• **YOUR TASK**: Extract each line bearing the word "north".

• **INFORMATION SUPPLIED**:
(begin)
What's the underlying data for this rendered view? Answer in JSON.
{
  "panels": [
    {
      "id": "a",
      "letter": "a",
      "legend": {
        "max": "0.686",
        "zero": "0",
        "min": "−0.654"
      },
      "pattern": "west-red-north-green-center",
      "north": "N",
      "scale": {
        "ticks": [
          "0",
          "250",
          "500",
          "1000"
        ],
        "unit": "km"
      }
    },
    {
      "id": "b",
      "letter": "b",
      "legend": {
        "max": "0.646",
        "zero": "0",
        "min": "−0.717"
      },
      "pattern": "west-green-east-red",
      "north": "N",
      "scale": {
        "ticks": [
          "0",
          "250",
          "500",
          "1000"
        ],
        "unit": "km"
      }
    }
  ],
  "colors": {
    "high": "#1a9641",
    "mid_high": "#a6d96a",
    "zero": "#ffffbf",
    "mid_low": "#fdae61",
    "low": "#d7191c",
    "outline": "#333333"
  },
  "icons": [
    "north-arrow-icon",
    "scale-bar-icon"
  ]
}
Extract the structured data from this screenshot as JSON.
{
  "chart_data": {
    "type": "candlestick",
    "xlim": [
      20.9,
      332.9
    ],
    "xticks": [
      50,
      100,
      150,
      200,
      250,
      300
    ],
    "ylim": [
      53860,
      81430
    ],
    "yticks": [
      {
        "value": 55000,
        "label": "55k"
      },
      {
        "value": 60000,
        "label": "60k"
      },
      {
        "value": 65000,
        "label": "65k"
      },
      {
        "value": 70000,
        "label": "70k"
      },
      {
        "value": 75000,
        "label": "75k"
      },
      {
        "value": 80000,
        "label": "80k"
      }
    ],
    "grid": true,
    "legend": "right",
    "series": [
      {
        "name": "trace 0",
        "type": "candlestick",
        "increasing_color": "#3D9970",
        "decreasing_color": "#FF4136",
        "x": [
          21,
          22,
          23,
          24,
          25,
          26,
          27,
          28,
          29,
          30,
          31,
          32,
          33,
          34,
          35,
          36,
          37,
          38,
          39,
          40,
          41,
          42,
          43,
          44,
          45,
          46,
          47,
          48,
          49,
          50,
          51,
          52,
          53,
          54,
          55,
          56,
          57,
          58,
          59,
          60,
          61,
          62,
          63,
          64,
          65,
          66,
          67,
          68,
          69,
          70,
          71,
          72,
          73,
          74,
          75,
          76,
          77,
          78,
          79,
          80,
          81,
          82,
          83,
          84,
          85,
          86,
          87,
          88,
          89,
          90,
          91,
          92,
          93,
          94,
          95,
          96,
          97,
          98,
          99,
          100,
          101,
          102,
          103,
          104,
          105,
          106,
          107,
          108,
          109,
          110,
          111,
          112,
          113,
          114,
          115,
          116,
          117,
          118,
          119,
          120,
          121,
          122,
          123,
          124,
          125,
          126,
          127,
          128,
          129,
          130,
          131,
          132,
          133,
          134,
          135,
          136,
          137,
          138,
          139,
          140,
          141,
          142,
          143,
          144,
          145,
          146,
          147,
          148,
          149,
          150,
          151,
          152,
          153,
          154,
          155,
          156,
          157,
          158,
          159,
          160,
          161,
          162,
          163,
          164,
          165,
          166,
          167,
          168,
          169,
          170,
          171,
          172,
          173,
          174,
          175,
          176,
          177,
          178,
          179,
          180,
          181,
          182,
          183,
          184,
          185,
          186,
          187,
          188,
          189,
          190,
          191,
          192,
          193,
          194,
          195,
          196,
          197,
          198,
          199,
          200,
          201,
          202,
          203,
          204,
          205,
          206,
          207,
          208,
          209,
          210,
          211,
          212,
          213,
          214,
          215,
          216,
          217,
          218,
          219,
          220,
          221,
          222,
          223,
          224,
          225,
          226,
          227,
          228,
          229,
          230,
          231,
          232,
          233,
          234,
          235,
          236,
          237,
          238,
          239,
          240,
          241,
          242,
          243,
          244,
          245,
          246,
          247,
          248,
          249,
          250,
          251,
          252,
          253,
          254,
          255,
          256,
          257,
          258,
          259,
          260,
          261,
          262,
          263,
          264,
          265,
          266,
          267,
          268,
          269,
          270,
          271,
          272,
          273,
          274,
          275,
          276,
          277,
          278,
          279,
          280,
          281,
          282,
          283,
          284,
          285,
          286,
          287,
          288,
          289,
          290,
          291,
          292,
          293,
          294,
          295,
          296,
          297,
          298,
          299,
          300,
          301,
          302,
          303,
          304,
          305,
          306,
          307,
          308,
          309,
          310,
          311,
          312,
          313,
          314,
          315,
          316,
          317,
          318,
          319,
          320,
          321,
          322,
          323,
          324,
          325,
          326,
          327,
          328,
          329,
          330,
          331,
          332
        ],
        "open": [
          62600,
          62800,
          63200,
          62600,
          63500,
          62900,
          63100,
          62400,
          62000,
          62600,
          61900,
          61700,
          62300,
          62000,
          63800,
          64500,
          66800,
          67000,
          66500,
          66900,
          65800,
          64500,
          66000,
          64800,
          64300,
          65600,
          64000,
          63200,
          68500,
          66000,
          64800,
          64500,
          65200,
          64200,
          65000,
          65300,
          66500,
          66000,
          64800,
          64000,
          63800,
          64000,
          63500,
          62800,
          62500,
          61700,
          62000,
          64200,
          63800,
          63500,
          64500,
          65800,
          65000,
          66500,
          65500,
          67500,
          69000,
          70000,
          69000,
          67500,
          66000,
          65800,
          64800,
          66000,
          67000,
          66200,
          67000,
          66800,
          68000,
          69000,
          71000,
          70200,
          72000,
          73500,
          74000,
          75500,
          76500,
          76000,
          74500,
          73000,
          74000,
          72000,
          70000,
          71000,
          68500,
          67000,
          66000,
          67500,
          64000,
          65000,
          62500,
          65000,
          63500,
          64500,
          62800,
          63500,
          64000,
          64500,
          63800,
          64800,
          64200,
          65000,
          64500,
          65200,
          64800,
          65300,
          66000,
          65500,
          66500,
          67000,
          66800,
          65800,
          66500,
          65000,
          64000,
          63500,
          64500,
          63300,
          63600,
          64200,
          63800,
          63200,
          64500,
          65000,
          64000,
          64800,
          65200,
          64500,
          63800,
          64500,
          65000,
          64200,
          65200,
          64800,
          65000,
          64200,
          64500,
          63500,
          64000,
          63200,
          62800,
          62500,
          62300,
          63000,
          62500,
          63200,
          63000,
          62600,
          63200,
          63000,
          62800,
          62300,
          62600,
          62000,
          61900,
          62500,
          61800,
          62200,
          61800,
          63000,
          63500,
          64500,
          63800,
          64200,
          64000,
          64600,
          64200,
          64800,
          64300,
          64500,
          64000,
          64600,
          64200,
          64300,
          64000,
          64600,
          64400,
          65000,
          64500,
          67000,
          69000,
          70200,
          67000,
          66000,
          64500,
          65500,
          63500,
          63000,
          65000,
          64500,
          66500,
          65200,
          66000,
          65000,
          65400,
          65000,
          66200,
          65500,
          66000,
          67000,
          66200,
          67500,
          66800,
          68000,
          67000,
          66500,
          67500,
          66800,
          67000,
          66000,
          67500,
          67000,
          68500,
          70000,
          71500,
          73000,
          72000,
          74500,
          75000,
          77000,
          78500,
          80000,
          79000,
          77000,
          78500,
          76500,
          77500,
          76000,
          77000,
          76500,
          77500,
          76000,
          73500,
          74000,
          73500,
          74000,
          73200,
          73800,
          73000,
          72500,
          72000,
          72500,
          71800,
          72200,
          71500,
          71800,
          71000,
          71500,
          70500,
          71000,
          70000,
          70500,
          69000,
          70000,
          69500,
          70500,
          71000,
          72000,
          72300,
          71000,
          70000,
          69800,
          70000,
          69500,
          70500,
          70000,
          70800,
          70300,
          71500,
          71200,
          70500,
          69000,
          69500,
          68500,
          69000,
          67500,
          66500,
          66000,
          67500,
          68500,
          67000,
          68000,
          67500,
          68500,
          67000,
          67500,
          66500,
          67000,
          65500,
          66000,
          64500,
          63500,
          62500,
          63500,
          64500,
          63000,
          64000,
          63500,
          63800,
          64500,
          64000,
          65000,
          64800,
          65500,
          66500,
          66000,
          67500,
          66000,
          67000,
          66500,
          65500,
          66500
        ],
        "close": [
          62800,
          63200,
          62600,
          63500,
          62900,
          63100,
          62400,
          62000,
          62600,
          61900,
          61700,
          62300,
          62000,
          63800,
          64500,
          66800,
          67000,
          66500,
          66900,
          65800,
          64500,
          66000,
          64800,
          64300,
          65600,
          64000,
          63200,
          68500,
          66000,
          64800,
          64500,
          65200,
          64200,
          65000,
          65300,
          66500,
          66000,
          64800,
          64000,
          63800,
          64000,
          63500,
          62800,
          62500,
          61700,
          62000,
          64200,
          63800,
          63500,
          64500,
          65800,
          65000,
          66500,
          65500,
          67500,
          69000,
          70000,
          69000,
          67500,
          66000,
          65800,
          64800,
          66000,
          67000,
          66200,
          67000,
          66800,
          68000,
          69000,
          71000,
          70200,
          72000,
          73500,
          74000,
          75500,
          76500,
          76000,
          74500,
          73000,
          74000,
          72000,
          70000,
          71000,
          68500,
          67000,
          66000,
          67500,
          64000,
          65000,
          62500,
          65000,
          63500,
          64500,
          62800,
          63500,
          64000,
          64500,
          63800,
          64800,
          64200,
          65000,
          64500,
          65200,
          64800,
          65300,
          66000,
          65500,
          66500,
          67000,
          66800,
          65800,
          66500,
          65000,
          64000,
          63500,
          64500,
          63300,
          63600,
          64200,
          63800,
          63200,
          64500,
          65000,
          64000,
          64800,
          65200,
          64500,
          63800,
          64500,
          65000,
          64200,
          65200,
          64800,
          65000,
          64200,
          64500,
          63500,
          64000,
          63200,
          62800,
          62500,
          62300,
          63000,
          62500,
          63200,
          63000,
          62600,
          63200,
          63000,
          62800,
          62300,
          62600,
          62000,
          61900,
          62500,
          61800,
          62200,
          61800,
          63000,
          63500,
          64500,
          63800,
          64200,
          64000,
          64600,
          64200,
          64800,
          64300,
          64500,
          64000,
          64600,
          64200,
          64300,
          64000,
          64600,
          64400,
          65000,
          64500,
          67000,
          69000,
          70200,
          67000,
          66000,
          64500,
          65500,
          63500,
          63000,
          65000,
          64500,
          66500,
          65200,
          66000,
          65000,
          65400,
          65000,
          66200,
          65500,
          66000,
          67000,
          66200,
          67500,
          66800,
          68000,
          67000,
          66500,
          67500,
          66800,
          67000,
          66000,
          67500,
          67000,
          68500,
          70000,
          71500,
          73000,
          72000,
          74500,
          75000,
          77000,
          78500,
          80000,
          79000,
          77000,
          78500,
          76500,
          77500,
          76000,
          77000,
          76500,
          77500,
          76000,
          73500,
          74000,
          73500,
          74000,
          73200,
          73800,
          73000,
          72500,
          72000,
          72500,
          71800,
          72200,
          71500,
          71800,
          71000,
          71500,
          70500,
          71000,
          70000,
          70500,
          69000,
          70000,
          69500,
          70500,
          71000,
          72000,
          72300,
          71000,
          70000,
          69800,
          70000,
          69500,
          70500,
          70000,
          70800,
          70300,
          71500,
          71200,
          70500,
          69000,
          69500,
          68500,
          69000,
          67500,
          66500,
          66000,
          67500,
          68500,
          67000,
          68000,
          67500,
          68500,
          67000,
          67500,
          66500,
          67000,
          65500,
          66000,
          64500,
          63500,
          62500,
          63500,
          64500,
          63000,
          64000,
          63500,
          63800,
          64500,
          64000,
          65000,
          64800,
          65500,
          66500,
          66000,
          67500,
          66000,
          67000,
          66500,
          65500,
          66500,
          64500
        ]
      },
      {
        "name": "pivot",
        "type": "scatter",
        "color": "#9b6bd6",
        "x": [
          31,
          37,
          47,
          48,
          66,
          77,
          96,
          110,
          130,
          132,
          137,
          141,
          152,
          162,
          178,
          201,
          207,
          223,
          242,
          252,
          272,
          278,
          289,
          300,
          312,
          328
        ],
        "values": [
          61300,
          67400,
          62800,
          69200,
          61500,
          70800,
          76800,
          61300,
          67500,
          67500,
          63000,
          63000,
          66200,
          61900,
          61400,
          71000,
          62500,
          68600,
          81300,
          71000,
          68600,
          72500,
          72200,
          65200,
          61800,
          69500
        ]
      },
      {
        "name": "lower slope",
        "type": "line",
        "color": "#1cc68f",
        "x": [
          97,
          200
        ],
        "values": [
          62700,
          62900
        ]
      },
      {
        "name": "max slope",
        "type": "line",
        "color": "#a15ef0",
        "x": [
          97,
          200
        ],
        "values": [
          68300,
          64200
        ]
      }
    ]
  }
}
(end)
• **SOLUTION TO THIS TASK**:
      "pattern": "west-red-north-green-center",
      "north": "N",
      "north": "N",
    "north-arrow-icon",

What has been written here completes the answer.